-- start Records supplied --

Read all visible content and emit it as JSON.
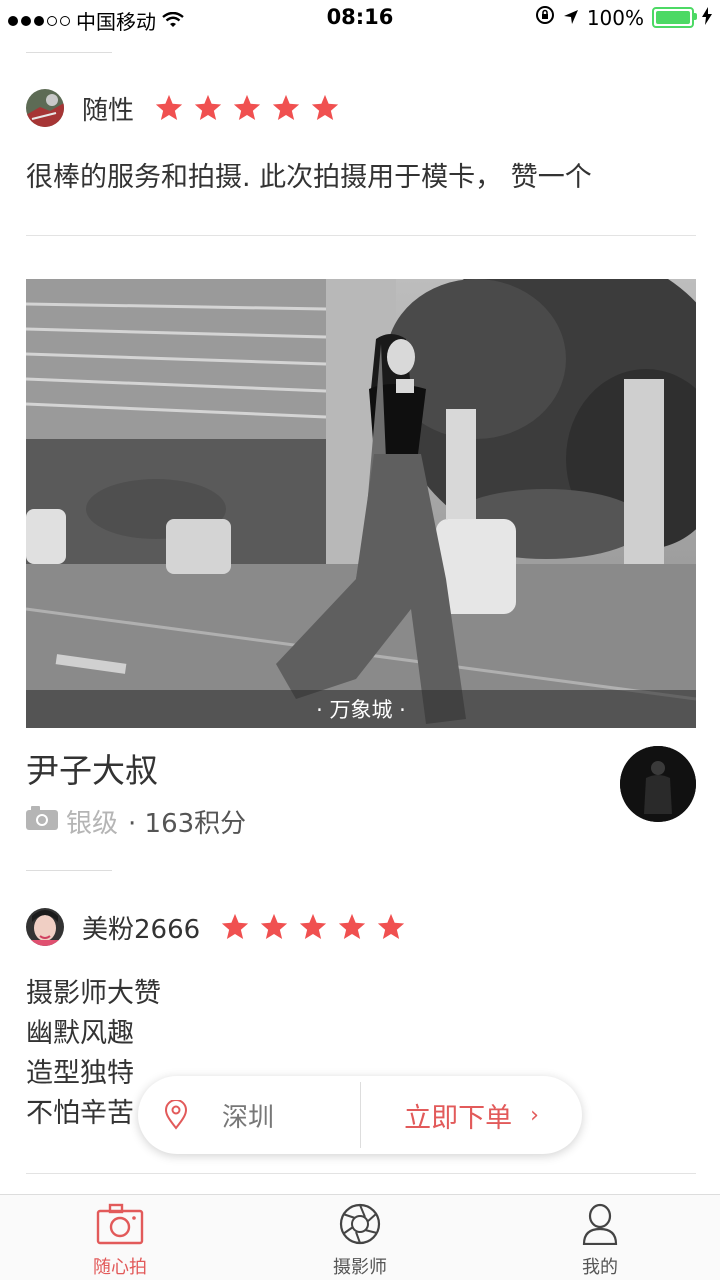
{
  "status_bar": {
    "carrier": "中国移动",
    "time": "08:16",
    "battery_percent": "100%",
    "battery_level": 1.0
  },
  "reviews": [
    {
      "username": "随性",
      "rating": 5,
      "text_lines": [
        "很棒的服务和拍摄. 此次拍摄用于模卡，  赞一个"
      ]
    },
    {
      "username": "美粉2666",
      "rating": 5,
      "text_lines": [
        "摄影师大赞",
        "幽默风趣",
        "造型独特",
        "不怕辛苦"
      ]
    }
  ],
  "photo": {
    "location_caption": "·  万象城  ·"
  },
  "photographer": {
    "name": "尹子大叔",
    "level_label": "银级",
    "points": "· 163积分"
  },
  "order_bar": {
    "city": "深圳",
    "order_label": "立即下单",
    "chevron": "›"
  },
  "tabs": [
    {
      "label": "随心拍",
      "icon": "camera-icon",
      "active": true
    },
    {
      "label": "摄影师",
      "icon": "aperture-icon",
      "active": false
    },
    {
      "label": "我的",
      "icon": "person-icon",
      "active": false
    }
  ],
  "colors": {
    "accent": "#e25a5a",
    "star": "#f05050",
    "battery": "#4cd964"
  }
}
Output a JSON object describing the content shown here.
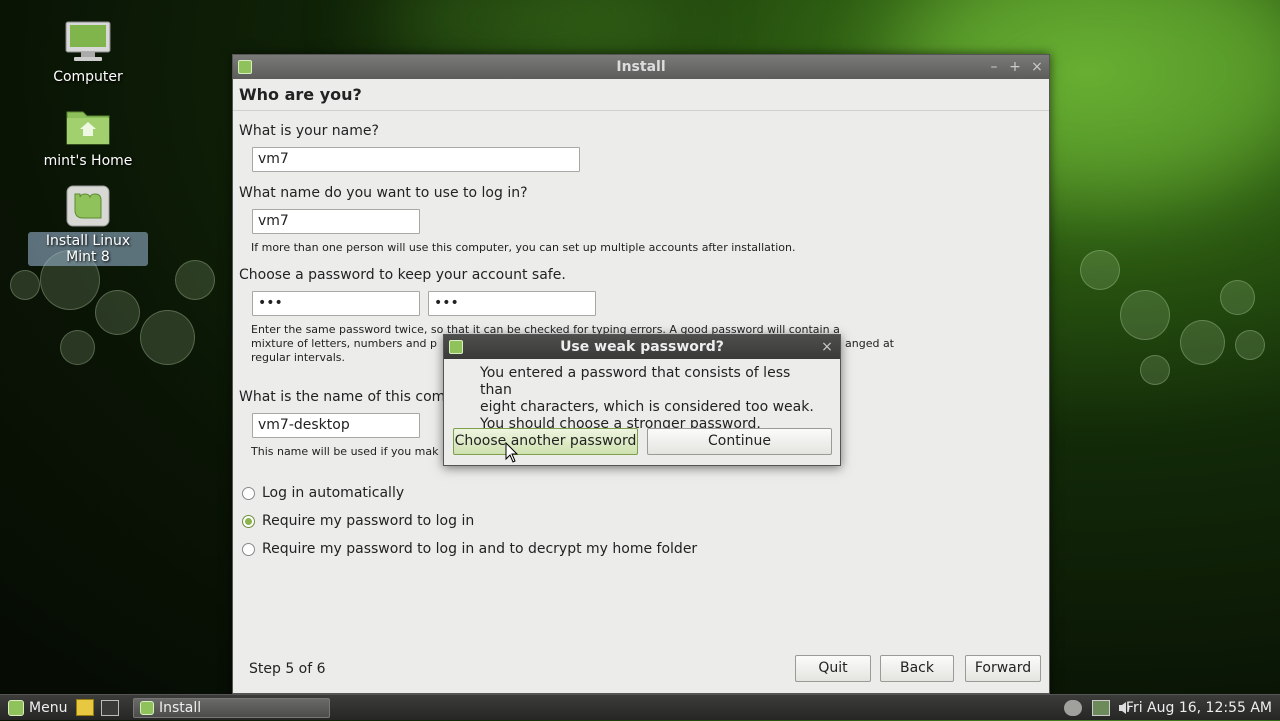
{
  "desktop": {
    "icons": [
      {
        "label": "Computer"
      },
      {
        "label": "mint's Home"
      },
      {
        "label": "Install Linux Mint 8"
      }
    ]
  },
  "window": {
    "title": "Install",
    "controls": {
      "minimize": "–",
      "maximize": "+",
      "close": "×"
    },
    "heading": "Who are you?",
    "name_question": "What is your name?",
    "name_value": "vm7",
    "login_question": "What name do you want to use to log in?",
    "login_value": "vm7",
    "login_hint": "If more than one person will use this computer, you can set up multiple accounts after installation.",
    "password_question": "Choose a password to keep your account safe.",
    "password_value": "•••",
    "password_confirm_value": "•••",
    "password_hint_line1": "Enter the same password twice, so that it can be checked for typing errors. A good password will contain a",
    "password_hint_line2_left": "mixture of letters, numbers and p",
    "password_hint_line2_right": "anged at",
    "password_hint_line3": "regular intervals.",
    "computer_question": "What is the name of this compu",
    "computer_value": "vm7-desktop",
    "computer_hint": "This name will be used if you mak",
    "login_options": [
      {
        "label": "Log in automatically",
        "selected": false
      },
      {
        "label": "Require my password to log in",
        "selected": true
      },
      {
        "label": "Require my password to log in and to decrypt my home folder",
        "selected": false
      }
    ],
    "step": "Step 5 of 6",
    "quit_label": "Quit",
    "back_label": "Back",
    "forward_label": "Forward"
  },
  "dialog": {
    "title": "Use weak password?",
    "close": "×",
    "message_line1": "You entered a password that consists of less than",
    "message_line2": "eight characters, which is considered too weak.",
    "message_line3": "You should choose a stronger password.",
    "choose_label": "Choose another password",
    "continue_label": "Continue"
  },
  "taskbar": {
    "menu_label": "Menu",
    "task_label": "Install",
    "clock": "Fri Aug 16, 12:55 AM"
  },
  "colors": {
    "accent": "#8fc25b",
    "desktop_bg": "#0a1405"
  }
}
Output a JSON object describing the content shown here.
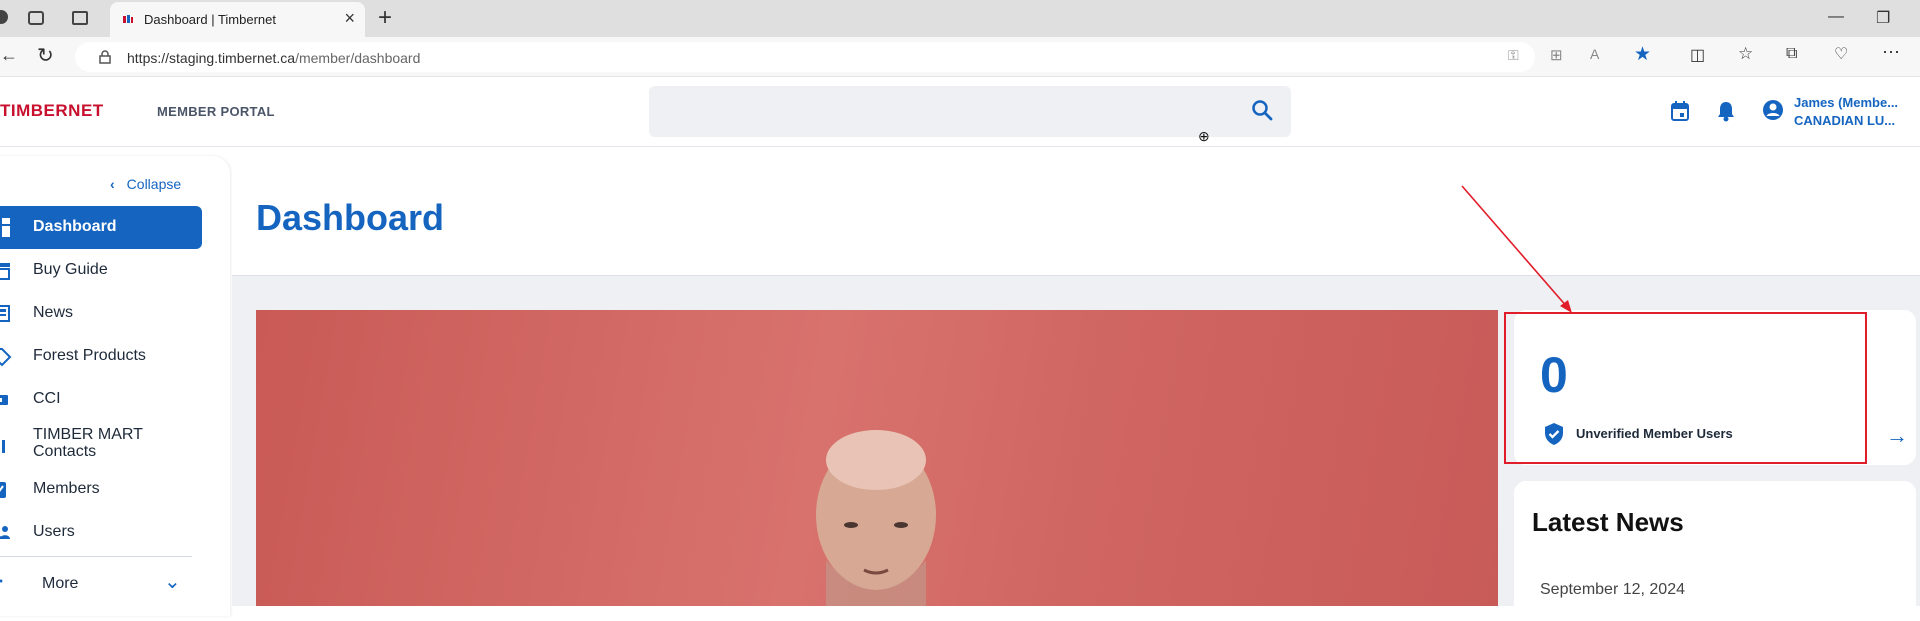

-- end Records supplied --

### Required work
Omit the pictures, then output the rest of the listing exactly.

### Task output
Read all visible content and emit it as JSON.
{
  "status_bar": {
    "carrier": "中国移动",
    "time": "08:16",
    "battery_percent": "100%",
    "battery_level": 1.0
  },
  "reviews": [
    {
      "username": "随性",
      "rating": 5,
      "text_lines": [
        "很棒的服务和拍摄. 此次拍摄用于模卡，  赞一个"
      ]
    },
    {
      "username": "美粉2666",
      "rating": 5,
      "text_lines": [
        "摄影师大赞",
        "幽默风趣",
        "造型独特",
        "不怕辛苦"
      ]
    }
  ],
  "photo": {
    "location_caption": "·  万象城  ·"
  },
  "photographer": {
    "name": "尹子大叔",
    "level_label": "银级",
    "points": "· 163积分"
  },
  "order_bar": {
    "city": "深圳",
    "order_label": "立即下单",
    "chevron": "›"
  },
  "tabs": [
    {
      "label": "随心拍",
      "icon": "camera-icon",
      "active": true
    },
    {
      "label": "摄影师",
      "icon": "aperture-icon",
      "active": false
    },
    {
      "label": "我的",
      "icon": "person-icon",
      "active": false
    }
  ],
  "colors": {
    "accent": "#e25a5a",
    "star": "#f05050",
    "battery": "#4cd964"
  }
}
Output a JSON object describing the content shown here.
{
  "desktop": {
    "icons": [
      {
        "label": "Computer"
      },
      {
        "label": "mint's Home"
      },
      {
        "label": "Install Linux Mint 8"
      }
    ]
  },
  "window": {
    "title": "Install",
    "controls": {
      "minimize": "–",
      "maximize": "+",
      "close": "×"
    },
    "heading": "Who are you?",
    "name_question": "What is your name?",
    "name_value": "vm7",
    "login_question": "What name do you want to use to log in?",
    "login_value": "vm7",
    "login_hint": "If more than one person will use this computer, you can set up multiple accounts after installation.",
    "password_question": "Choose a password to keep your account safe.",
    "password_value": "•••",
    "password_confirm_value": "•••",
    "password_hint_line1": "Enter the same password twice, so that it can be checked for typing errors. A good password will contain a",
    "password_hint_line2_left": "mixture of letters, numbers and p",
    "password_hint_line2_right": "anged at",
    "password_hint_line3": "regular intervals.",
    "computer_question": "What is the name of this compu",
    "computer_value": "vm7-desktop",
    "computer_hint": "This name will be used if you mak",
    "login_options": [
      {
        "label": "Log in automatically",
        "selected": false
      },
      {
        "label": "Require my password to log in",
        "selected": true
      },
      {
        "label": "Require my password to log in and to decrypt my home folder",
        "selected": false
      }
    ],
    "step": "Step 5 of 6",
    "quit_label": "Quit",
    "back_label": "Back",
    "forward_label": "Forward"
  },
  "dialog": {
    "title": "Use weak password?",
    "close": "×",
    "message_line1": "You entered a password that consists of less than",
    "message_line2": "eight characters, which is considered too weak.",
    "message_line3": "You should choose a stronger password.",
    "choose_label": "Choose another password",
    "continue_label": "Continue"
  },
  "taskbar": {
    "menu_label": "Menu",
    "task_label": "Install",
    "clock": "Fri Aug 16, 12:55 AM"
  },
  "colors": {
    "accent": "#8fc25b",
    "desktop_bg": "#0a1405"
  }
}
Output a JSON object describing the content shown here.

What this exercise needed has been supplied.